▶ **Problem to work on**
Every record here should be printed again exactly.

▶ **Source material**

◇ ◇ ◇ ◇ ◇ ◇ ◇

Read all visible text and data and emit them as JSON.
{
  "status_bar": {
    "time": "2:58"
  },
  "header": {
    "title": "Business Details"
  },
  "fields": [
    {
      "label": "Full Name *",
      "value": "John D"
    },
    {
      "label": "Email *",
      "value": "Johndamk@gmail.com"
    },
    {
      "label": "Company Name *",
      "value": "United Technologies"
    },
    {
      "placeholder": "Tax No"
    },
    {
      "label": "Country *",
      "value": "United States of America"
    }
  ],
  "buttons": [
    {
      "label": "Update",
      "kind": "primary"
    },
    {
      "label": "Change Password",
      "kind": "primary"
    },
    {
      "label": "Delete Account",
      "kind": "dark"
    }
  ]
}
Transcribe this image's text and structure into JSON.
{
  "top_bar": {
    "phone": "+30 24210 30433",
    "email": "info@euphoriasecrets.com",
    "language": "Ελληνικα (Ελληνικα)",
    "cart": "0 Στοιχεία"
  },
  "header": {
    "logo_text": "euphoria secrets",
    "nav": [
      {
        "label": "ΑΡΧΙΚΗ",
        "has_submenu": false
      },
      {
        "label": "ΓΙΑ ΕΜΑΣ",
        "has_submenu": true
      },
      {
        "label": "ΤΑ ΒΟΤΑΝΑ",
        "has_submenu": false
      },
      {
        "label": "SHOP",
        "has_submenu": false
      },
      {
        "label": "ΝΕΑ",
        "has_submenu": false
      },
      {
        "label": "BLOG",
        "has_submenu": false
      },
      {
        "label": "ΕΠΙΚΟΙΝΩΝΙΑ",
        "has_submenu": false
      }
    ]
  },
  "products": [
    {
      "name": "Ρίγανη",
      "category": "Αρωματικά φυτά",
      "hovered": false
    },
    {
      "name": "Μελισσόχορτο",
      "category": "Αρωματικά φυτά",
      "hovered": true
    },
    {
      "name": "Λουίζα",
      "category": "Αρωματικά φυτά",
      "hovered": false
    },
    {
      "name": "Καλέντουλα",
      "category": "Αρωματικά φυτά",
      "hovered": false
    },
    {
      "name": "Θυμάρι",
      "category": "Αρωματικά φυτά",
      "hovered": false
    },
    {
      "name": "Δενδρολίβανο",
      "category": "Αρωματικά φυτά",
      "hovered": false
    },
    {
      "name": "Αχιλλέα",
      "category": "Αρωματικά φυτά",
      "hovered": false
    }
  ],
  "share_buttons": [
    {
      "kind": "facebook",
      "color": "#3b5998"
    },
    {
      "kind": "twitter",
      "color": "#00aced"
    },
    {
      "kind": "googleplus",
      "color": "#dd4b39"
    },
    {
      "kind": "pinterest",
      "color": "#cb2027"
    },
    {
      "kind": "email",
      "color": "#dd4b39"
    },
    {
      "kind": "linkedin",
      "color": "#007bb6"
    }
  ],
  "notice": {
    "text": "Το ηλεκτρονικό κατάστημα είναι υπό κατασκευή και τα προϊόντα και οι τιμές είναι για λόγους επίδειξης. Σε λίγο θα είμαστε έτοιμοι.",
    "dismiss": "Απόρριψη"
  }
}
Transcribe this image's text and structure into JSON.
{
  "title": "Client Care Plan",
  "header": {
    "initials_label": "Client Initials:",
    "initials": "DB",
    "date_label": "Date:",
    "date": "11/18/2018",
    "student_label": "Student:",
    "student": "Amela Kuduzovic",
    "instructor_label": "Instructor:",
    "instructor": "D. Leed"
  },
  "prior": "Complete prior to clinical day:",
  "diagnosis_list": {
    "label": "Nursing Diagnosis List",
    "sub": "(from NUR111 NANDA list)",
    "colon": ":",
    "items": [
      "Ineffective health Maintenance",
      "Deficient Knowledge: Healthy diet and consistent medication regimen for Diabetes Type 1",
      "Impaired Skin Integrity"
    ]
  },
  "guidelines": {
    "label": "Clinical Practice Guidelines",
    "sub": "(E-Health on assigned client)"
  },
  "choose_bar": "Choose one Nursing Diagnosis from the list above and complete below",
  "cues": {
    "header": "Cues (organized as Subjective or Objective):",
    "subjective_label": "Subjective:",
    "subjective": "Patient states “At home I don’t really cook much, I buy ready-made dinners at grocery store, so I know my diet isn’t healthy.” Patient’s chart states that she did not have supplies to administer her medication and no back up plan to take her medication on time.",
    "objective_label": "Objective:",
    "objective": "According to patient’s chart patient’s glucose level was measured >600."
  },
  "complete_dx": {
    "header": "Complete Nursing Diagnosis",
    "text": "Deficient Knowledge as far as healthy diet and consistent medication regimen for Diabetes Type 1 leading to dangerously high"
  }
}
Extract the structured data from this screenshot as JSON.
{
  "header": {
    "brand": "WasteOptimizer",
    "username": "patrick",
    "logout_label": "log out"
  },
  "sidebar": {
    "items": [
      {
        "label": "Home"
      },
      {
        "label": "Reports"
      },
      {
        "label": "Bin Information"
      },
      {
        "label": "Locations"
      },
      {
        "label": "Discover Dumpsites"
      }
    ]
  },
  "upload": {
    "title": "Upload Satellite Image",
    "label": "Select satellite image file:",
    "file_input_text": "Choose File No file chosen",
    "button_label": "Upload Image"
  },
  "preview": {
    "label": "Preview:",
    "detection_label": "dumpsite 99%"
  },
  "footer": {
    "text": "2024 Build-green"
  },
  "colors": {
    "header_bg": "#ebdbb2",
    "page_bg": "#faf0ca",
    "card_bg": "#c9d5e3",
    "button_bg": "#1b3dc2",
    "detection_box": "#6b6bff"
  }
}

◇ ◇ ◇ ◇ ◇ ◇ ◇

▶ **Expected output**
Read all visible text and data and emit them as JSON.
{
  "status_bar": {
    "time": "2:58"
  },
  "header": {
    "title": "Business Details"
  },
  "fields": [
    {
      "label": "Full Name *",
      "value": "John D"
    },
    {
      "label": "Email *",
      "value": "Johndamk@gmail.com"
    },
    {
      "label": "Company Name *",
      "value": "United Technologies"
    },
    {
      "placeholder": "Tax No"
    },
    {
      "label": "Country *",
      "value": "United States of America"
    }
  ],
  "buttons": [
    {
      "label": "Update",
      "kind": "primary"
    },
    {
      "label": "Change Password",
      "kind": "primary"
    },
    {
      "label": "Delete Account",
      "kind": "dark"
    }
  ]
}
Transcribe this image's text and structure into JSON.
{
  "top_bar": {
    "phone": "+30 24210 30433",
    "email": "info@euphoriasecrets.com",
    "language": "Ελληνικα (Ελληνικα)",
    "cart": "0 Στοιχεία"
  },
  "header": {
    "logo_text": "euphoria secrets",
    "nav": [
      {
        "label": "ΑΡΧΙΚΗ",
        "has_submenu": false
      },
      {
        "label": "ΓΙΑ ΕΜΑΣ",
        "has_submenu": true
      },
      {
        "label": "ΤΑ ΒΟΤΑΝΑ",
        "has_submenu": false
      },
      {
        "label": "SHOP",
        "has_submenu": false
      },
      {
        "label": "ΝΕΑ",
        "has_submenu": false
      },
      {
        "label": "BLOG",
        "has_submenu": false
      },
      {
        "label": "ΕΠΙΚΟΙΝΩΝΙΑ",
        "has_submenu": false
      }
    ]
  },
  "products": [
    {
      "name": "Ρίγανη",
      "category": "Αρωματικά φυτά",
      "hovered": false
    },
    {
      "name": "Μελισσόχορτο",
      "category": "Αρωματικά φυτά",
      "hovered": true
    },
    {
      "name": "Λουίζα",
      "category": "Αρωματικά φυτά",
      "hovered": false
    },
    {
      "name": "Καλέντουλα",
      "category": "Αρωματικά φυτά",
      "hovered": false
    },
    {
      "name": "Θυμάρι",
      "category": "Αρωματικά φυτά",
      "hovered": false
    },
    {
      "name": "Δενδρολίβανο",
      "category": "Αρωματικά φυτά",
      "hovered": false
    },
    {
      "name": "Αχιλλέα",
      "category": "Αρωματικά φυτά",
      "hovered": false
    }
  ],
  "share_buttons": [
    {
      "kind": "facebook",
      "color": "#3b5998"
    },
    {
      "kind": "twitter",
      "color": "#00aced"
    },
    {
      "kind": "googleplus",
      "color": "#dd4b39"
    },
    {
      "kind": "pinterest",
      "color": "#cb2027"
    },
    {
      "kind": "email",
      "color": "#dd4b39"
    },
    {
      "kind": "linkedin",
      "color": "#007bb6"
    }
  ],
  "notice": {
    "text": "Το ηλεκτρονικό κατάστημα είναι υπό κατασκευή και τα προϊόντα και οι τιμές είναι για λόγους επίδειξης. Σε λίγο θα είμαστε έτοιμοι.",
    "dismiss": "Απόρριψη"
  }
}
Transcribe this image's text and structure into JSON.
{
  "title": "Client Care Plan",
  "header": {
    "initials_label": "Client Initials:",
    "initials": "DB",
    "date_label": "Date:",
    "date": "11/18/2018",
    "student_label": "Student:",
    "student": "Amela Kuduzovic",
    "instructor_label": "Instructor:",
    "instructor": "D. Leed"
  },
  "prior": "Complete prior to clinical day:",
  "diagnosis_list": {
    "label": "Nursing Diagnosis List",
    "sub": "(from NUR111 NANDA list)",
    "colon": ":",
    "items": [
      "Ineffective health Maintenance",
      "Deficient Knowledge: Healthy diet and consistent medication regimen for Diabetes Type 1",
      "Impaired Skin Integrity"
    ]
  },
  "guidelines": {
    "label": "Clinical Practice Guidelines",
    "sub": "(E-Health on assigned client)"
  },
  "choose_bar": "Choose one Nursing Diagnosis from the list above and complete below",
  "cues": {
    "header": "Cues (organized as Subjective or Objective):",
    "subjective_label": "Subjective:",
    "subjective": "Patient states “At home I don’t really cook much, I buy ready-made dinners at grocery store, so I know my diet isn’t healthy.” Patient’s chart states that she did not have supplies to administer her medication and no back up plan to take her medication on time.",
    "objective_label": "Objective:",
    "objective": "According to patient’s chart patient’s glucose level was measured >600."
  },
  "complete_dx": {
    "header": "Complete Nursing Diagnosis",
    "text": "Deficient Knowledge as far as healthy diet and consistent medication regimen for Diabetes Type 1 leading to dangerously high"
  }
}
Extract the structured data from this screenshot as JSON.
{
  "header": {
    "brand": "WasteOptimizer",
    "username": "patrick",
    "logout_label": "log out"
  },
  "sidebar": {
    "items": [
      {
        "label": "Home"
      },
      {
        "label": "Reports"
      },
      {
        "label": "Bin Information"
      },
      {
        "label": "Locations"
      },
      {
        "label": "Discover Dumpsites"
      }
    ]
  },
  "upload": {
    "title": "Upload Satellite Image",
    "label": "Select satellite image file:",
    "file_input_text": "Choose File No file chosen",
    "button_label": "Upload Image"
  },
  "preview": {
    "label": "Preview:",
    "detection_label": "dumpsite 99%"
  },
  "footer": {
    "text": "2024 Build-green"
  },
  "colors": {
    "header_bg": "#ebdbb2",
    "page_bg": "#faf0ca",
    "card_bg": "#c9d5e3",
    "button_bg": "#1b3dc2",
    "detection_box": "#6b6bff"
  }
}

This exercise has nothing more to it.